Texto proporcionado

Cuando un estudiante prometió 1.000 dólares haciéndose pasar por Bill Gates y su broma acabó siendo imposible de detener

Mucho antes de que hablásemos de publicaciones virales, tendencias o algoritmos, Internet ya había encontrado una forma bastante eficaz de conseguir que una misma historia circulase de una persona a otra: pedirnos que pulsáramos «Reenviar». El correo podía llegar de un amigo, un compañero de trabajo o un familiar, y ese simple vínculo podía prestarle una credibilidad que el mensaje quizá no merecía. En aquella Internet de finales de los 90, además, muchos usuarios todavía no tenían por qué saber qué podía hacer técnicamente un correo electrónico. Esa combinación resultó extraordinariamente fértil para los bulos.

El 18 de noviembre de 1997, Bryan Mack estaba en un laboratorio informático de Iowa State University cuando el estudiante sentado a su lado recibió uno de aquellos correos que prometían dinero fácil. Según contó años después a Wired, Mack respondió que podía inventar algo mejor y tardó apenas tres minutos en hacerlo. Escribió un mensaje haciéndose pasar por Bill Gates y presentó un supuesto programa capaz de rastrear cada reenvío: si la cadena alcanzaba a 1.000 personas, decía, todos sus integrantes recibirían 1.000 dólares pagados por el propio Gates.

Objetivo del ejercicio
Devuelve sin ningún cambio el fragmento del texto sobre la broma de Bill Gates que va desde "Mucho antes de" hasta "para los bulos.".

Datos disponibles
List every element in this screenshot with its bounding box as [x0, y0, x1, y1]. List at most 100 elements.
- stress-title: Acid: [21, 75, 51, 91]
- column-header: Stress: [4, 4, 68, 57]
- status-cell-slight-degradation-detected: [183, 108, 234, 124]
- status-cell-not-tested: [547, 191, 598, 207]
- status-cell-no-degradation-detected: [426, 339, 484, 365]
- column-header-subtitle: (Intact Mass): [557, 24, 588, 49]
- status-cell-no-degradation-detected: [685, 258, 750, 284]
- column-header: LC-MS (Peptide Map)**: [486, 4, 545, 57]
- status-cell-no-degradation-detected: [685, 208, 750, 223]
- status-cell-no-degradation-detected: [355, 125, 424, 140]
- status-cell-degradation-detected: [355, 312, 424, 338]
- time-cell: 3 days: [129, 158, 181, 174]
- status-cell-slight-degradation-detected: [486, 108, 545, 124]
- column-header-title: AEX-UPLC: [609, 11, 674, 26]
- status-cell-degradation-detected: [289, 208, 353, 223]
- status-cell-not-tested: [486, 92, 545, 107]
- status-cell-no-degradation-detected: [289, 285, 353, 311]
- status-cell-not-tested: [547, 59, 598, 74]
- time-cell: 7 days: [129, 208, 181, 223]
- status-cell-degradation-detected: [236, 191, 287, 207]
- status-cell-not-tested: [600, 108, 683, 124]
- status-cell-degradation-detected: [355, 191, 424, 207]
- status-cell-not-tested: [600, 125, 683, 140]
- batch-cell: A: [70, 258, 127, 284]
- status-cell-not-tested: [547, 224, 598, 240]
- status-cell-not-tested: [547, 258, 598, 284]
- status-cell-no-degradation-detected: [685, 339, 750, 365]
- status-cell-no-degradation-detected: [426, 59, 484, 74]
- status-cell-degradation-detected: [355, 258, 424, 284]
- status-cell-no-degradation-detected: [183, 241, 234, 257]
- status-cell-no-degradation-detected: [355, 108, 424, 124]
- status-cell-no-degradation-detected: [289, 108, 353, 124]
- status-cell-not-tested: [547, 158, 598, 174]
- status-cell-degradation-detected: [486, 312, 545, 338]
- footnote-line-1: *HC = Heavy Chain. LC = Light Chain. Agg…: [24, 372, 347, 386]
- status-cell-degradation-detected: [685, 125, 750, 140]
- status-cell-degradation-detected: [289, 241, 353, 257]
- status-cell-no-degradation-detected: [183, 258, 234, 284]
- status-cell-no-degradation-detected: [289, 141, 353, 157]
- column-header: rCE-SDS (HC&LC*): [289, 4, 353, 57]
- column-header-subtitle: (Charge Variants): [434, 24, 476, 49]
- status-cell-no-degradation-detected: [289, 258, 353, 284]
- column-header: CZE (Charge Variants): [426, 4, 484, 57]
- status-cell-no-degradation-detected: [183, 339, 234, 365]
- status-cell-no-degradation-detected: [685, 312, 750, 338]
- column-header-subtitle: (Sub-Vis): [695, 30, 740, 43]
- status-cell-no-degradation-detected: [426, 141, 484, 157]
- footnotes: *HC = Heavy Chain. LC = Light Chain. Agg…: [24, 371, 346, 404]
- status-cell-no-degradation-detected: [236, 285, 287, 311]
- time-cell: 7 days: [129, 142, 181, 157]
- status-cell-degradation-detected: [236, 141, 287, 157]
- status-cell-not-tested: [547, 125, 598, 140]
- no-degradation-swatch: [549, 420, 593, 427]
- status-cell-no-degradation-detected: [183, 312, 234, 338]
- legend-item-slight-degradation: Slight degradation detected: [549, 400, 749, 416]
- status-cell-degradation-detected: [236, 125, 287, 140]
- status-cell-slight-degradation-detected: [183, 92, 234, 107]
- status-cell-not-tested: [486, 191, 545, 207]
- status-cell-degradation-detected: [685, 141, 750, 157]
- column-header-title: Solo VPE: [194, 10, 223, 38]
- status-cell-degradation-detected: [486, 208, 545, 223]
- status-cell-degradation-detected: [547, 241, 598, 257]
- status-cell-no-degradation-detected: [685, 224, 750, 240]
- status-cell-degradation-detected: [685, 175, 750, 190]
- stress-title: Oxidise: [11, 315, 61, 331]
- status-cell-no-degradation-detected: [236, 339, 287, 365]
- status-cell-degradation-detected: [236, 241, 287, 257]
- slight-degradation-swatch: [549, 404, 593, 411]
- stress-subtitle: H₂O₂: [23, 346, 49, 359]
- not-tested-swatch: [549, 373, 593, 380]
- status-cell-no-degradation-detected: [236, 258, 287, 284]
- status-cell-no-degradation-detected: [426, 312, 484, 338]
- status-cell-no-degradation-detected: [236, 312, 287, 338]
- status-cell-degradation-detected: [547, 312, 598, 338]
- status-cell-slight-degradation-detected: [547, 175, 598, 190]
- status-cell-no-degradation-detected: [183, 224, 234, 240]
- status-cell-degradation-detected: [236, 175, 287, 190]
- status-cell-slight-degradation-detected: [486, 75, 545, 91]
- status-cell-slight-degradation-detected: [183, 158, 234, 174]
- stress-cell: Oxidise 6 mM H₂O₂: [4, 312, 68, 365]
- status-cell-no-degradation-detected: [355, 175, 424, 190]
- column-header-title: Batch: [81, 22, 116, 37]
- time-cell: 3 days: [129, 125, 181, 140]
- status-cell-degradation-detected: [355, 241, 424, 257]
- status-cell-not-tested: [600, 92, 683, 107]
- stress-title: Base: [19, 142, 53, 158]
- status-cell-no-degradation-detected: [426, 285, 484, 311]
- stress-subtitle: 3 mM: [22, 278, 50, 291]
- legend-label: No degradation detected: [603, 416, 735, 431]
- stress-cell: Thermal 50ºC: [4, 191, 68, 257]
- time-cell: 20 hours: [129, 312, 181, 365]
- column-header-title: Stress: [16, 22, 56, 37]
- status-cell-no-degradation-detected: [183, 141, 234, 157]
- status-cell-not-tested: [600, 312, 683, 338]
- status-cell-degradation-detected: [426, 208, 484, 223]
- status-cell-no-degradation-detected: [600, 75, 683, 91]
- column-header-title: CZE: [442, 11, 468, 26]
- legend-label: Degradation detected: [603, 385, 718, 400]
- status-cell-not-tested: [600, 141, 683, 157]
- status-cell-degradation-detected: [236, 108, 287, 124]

Respuesta escrita
Mucho antes de que hablásemos de publicaciones virales, tendencias o algoritmos, Internet ya había encontrado una forma bastante eficaz de conseguir que una misma historia circulase de una persona a otra: pedirnos que pulsáramos «Reenviar». El correo podía llegar de un amigo, un compañero de trabajo o un familiar, y ese simple vínculo podía prestarle una credibilidad que el mensaje quizá no merecía. En aquella Internet de finales de los 90, además, muchos usuarios todavía no tenían por qué saber qué podía hacer técnicamente un correo electrónico. Esa combinación resultó extraordinariamente fértil para los bulos.